==== Exercise input ====

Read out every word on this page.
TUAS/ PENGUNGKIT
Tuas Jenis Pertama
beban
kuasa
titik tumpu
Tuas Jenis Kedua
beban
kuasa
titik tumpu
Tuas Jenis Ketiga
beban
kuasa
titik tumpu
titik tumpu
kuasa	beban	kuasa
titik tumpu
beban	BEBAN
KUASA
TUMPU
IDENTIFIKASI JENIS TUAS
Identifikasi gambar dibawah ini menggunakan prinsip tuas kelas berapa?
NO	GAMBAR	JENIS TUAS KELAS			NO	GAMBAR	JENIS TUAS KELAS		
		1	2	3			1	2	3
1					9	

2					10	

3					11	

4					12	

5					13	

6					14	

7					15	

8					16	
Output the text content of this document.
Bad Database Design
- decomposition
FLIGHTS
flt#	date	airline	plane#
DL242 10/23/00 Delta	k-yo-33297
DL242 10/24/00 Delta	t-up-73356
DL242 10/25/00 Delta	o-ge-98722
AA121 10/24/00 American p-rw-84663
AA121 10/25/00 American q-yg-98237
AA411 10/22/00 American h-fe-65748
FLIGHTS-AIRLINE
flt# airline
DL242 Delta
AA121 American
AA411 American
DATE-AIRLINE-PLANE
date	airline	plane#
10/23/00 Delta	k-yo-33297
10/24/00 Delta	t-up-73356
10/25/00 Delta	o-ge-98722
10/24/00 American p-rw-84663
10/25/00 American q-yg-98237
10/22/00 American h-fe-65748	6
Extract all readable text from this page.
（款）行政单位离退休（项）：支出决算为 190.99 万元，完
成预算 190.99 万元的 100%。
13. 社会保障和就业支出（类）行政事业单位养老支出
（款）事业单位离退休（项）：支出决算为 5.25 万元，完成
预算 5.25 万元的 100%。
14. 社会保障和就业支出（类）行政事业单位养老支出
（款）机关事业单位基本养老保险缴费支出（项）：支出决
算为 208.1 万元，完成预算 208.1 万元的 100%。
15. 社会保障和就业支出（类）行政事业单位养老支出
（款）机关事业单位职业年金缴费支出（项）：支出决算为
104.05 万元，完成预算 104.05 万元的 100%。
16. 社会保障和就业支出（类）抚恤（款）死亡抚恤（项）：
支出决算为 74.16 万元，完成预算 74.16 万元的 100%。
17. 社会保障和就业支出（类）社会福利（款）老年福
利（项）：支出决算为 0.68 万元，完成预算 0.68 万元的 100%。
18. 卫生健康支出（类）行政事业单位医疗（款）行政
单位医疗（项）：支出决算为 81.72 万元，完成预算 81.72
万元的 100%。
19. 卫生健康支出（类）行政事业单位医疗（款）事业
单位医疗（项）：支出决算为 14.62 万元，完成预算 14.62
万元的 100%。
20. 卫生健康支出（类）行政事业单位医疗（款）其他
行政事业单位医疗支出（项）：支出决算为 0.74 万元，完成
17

====

*The exercise*. Write out once more the lines above beginning at the line with "Extract all readable text from this page."; continue through the final line and stop there.

*Solution to this exercise*.
Extract all readable text from this page.
（款）行政单位离退休（项）：支出决算为 190.99 万元，完
成预算 190.99 万元的 100%。
13. 社会保障和就业支出（类）行政事业单位养老支出
（款）事业单位离退休（项）：支出决算为 5.25 万元，完成
预算 5.25 万元的 100%。
14. 社会保障和就业支出（类）行政事业单位养老支出
（款）机关事业单位基本养老保险缴费支出（项）：支出决
算为 208.1 万元，完成预算 208.1 万元的 100%。
15. 社会保障和就业支出（类）行政事业单位养老支出
（款）机关事业单位职业年金缴费支出（项）：支出决算为
104.05 万元，完成预算 104.05 万元的 100%。
16. 社会保障和就业支出（类）抚恤（款）死亡抚恤（项）：
支出决算为 74.16 万元，完成预算 74.16 万元的 100%。
17. 社会保障和就业支出（类）社会福利（款）老年福
利（项）：支出决算为 0.68 万元，完成预算 0.68 万元的 100%。
18. 卫生健康支出（类）行政事业单位医疗（款）行政
单位医疗（项）：支出决算为 81.72 万元，完成预算 81.72
万元的 100%。
19. 卫生健康支出（类）行政事业单位医疗（款）事业
单位医疗（项）：支出决算为 14.62 万元，完成预算 14.62
万元的 100%。
20. 卫生健康支出（类）行政事业单位医疗（款）其他
行政事业单位医疗支出（项）：支出决算为 0.74 万元，完成
17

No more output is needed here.